## [Directions for this task]
Exact repetition of every entry is required.

## [Records to process]
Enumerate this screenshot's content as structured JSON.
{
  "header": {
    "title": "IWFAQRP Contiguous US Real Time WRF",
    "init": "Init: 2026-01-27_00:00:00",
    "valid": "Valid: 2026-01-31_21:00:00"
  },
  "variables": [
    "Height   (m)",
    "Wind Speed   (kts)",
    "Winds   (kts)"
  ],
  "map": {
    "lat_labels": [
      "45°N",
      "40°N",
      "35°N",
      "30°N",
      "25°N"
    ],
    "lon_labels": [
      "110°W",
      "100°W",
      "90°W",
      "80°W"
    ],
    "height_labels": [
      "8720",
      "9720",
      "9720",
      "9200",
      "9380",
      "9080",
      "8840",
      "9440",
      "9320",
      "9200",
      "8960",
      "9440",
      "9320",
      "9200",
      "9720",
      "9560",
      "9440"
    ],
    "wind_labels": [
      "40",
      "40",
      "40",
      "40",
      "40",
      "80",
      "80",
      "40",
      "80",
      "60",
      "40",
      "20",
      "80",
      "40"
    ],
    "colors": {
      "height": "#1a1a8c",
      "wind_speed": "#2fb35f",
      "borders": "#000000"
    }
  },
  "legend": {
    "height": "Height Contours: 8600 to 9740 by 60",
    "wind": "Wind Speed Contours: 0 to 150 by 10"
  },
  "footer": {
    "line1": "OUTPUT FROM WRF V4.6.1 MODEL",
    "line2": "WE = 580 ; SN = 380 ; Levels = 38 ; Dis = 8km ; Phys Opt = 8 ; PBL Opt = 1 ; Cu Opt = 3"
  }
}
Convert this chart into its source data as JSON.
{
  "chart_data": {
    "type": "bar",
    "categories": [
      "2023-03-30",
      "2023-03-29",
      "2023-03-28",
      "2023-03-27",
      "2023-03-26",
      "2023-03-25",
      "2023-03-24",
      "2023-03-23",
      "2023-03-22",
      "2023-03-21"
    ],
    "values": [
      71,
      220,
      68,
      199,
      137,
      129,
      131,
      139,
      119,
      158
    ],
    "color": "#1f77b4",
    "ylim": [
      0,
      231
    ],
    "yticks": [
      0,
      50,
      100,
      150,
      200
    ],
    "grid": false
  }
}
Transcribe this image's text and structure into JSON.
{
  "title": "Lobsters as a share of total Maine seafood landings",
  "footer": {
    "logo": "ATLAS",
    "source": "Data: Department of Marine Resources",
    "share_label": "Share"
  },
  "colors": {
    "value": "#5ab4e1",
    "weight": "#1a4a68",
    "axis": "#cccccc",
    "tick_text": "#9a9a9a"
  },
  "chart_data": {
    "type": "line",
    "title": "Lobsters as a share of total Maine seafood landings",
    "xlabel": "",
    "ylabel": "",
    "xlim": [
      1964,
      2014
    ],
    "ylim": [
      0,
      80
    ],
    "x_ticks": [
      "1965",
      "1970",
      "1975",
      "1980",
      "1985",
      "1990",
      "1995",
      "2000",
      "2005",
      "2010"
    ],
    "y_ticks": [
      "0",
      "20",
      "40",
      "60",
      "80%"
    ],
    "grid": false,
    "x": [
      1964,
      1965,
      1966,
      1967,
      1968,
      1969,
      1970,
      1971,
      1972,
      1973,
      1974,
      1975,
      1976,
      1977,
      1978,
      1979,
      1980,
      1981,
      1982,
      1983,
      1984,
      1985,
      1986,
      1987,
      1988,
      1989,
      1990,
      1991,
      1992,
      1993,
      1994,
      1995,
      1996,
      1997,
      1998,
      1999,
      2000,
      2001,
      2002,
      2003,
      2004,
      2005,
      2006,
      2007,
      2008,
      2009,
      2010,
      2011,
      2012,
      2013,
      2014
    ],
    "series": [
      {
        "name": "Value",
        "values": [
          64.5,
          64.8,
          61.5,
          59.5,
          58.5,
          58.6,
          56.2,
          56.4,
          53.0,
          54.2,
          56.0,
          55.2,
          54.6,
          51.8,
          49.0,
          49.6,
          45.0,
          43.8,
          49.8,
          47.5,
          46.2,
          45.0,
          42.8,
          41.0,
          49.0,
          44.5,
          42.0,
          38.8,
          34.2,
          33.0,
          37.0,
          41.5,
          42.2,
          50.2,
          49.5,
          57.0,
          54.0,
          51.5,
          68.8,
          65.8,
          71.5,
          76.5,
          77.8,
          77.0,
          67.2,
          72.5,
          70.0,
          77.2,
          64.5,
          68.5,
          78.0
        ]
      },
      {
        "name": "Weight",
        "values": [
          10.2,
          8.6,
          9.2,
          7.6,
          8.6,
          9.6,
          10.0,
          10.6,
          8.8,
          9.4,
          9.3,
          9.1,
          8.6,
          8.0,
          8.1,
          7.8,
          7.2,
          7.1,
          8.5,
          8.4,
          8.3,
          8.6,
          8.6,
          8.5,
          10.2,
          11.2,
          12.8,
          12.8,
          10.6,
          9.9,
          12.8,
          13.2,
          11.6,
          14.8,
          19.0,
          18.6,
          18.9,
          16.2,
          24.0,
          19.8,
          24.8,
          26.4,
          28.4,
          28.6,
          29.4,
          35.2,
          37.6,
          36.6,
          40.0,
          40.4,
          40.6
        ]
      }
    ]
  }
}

## [Exercise solution]
Enumerate this screenshot's content as structured JSON.
{
  "header": {
    "title": "IWFAQRP Contiguous US Real Time WRF",
    "init": "Init: 2026-01-27_00:00:00",
    "valid": "Valid: 2026-01-31_21:00:00"
  },
  "variables": [
    "Height   (m)",
    "Wind Speed   (kts)",
    "Winds   (kts)"
  ],
  "map": {
    "lat_labels": [
      "45°N",
      "40°N",
      "35°N",
      "30°N",
      "25°N"
    ],
    "lon_labels": [
      "110°W",
      "100°W",
      "90°W",
      "80°W"
    ],
    "height_labels": [
      "8720",
      "9720",
      "9720",
      "9200",
      "9380",
      "9080",
      "8840",
      "9440",
      "9320",
      "9200",
      "8960",
      "9440",
      "9320",
      "9200",
      "9720",
      "9560",
      "9440"
    ],
    "wind_labels": [
      "40",
      "40",
      "40",
      "40",
      "40",
      "80",
      "80",
      "40",
      "80",
      "60",
      "40",
      "20",
      "80",
      "40"
    ],
    "colors": {
      "height": "#1a1a8c",
      "wind_speed": "#2fb35f",
      "borders": "#000000"
    }
  },
  "legend": {
    "height": "Height Contours: 8600 to 9740 by 60",
    "wind": "Wind Speed Contours: 0 to 150 by 10"
  },
  "footer": {
    "line1": "OUTPUT FROM WRF V4.6.1 MODEL",
    "line2": "WE = 580 ; SN = 380 ; Levels = 38 ; Dis = 8km ; Phys Opt = 8 ; PBL Opt = 1 ; Cu Opt = 3"
  }
}
Convert this chart into its source data as JSON.
{
  "chart_data": {
    "type": "bar",
    "categories": [
      "2023-03-30",
      "2023-03-29",
      "2023-03-28",
      "2023-03-27",
      "2023-03-26",
      "2023-03-25",
      "2023-03-24",
      "2023-03-23",
      "2023-03-22",
      "2023-03-21"
    ],
    "values": [
      71,
      220,
      68,
      199,
      137,
      129,
      131,
      139,
      119,
      158
    ],
    "color": "#1f77b4",
    "ylim": [
      0,
      231
    ],
    "yticks": [
      0,
      50,
      100,
      150,
      200
    ],
    "grid": false
  }
}
Transcribe this image's text and structure into JSON.
{
  "title": "Lobsters as a share of total Maine seafood landings",
  "footer": {
    "logo": "ATLAS",
    "source": "Data: Department of Marine Resources",
    "share_label": "Share"
  },
  "colors": {
    "value": "#5ab4e1",
    "weight": "#1a4a68",
    "axis": "#cccccc",
    "tick_text": "#9a9a9a"
  },
  "chart_data": {
    "type": "line",
    "title": "Lobsters as a share of total Maine seafood landings",
    "xlabel": "",
    "ylabel": "",
    "xlim": [
      1964,
      2014
    ],
    "ylim": [
      0,
      80
    ],
    "x_ticks": [
      "1965",
      "1970",
      "1975",
      "1980",
      "1985",
      "1990",
      "1995",
      "2000",
      "2005",
      "2010"
    ],
    "y_ticks": [
      "0",
      "20",
      "40",
      "60",
      "80%"
    ],
    "grid": false,
    "x": [
      1964,
      1965,
      1966,
      1967,
      1968,
      1969,
      1970,
      1971,
      1972,
      1973,
      1974,
      1975,
      1976,
      1977,
      1978,
      1979,
      1980,
      1981,
      1982,
      1983,
      1984,
      1985,
      1986,
      1987,
      1988,
      1989,
      1990,
      1991,
      1992,
      1993,
      1994,
      1995,
      1996,
      1997,
      1998,
      1999,
      2000,
      2001,
      2002,
      2003,
      2004,
      2005,
      2006,
      2007,
      2008,
      2009,
      2010,
      2011,
      2012,
      2013,
      2014
    ],
    "series": [
      {
        "name": "Value",
        "values": [
          64.5,
          64.8,
          61.5,
          59.5,
          58.5,
          58.6,
          56.2,
          56.4,
          53.0,
          54.2,
          56.0,
          55.2,
          54.6,
          51.8,
          49.0,
          49.6,
          45.0,
          43.8,
          49.8,
          47.5,
          46.2,
          45.0,
          42.8,
          41.0,
          49.0,
          44.5,
          42.0,
          38.8,
          34.2,
          33.0,
          37.0,
          41.5,
          42.2,
          50.2,
          49.5,
          57.0,
          54.0,
          51.5,
          68.8,
          65.8,
          71.5,
          76.5,
          77.8,
          77.0,
          67.2,
          72.5,
          70.0,
          77.2,
          64.5,
          68.5,
          78.0
        ]
      },
      {
        "name": "Weight",
        "values": [
          10.2,
          8.6,
          9.2,
          7.6,
          8.6,
          9.6,
          10.0,
          10.6,
          8.8,
          9.4,
          9.3,
          9.1,
          8.6,
          8.0,
          8.1,
          7.8,
          7.2,
          7.1,
          8.5,
          8.4,
          8.3,
          8.6,
          8.6,
          8.5,
          10.2,
          11.2,
          12.8,
          12.8,
          10.6,
          9.9,
          12.8,
          13.2,
          11.6,
          14.8,
          19.0,
          18.6,
          18.9,
          16.2,
          24.0,
          19.8,
          24.8,
          26.4,
          28.4,
          28.6,
          29.4,
          35.2,
          37.6,
          36.6,
          40.0,
          40.4,
          40.6
        ]
      }
    ]
  }
}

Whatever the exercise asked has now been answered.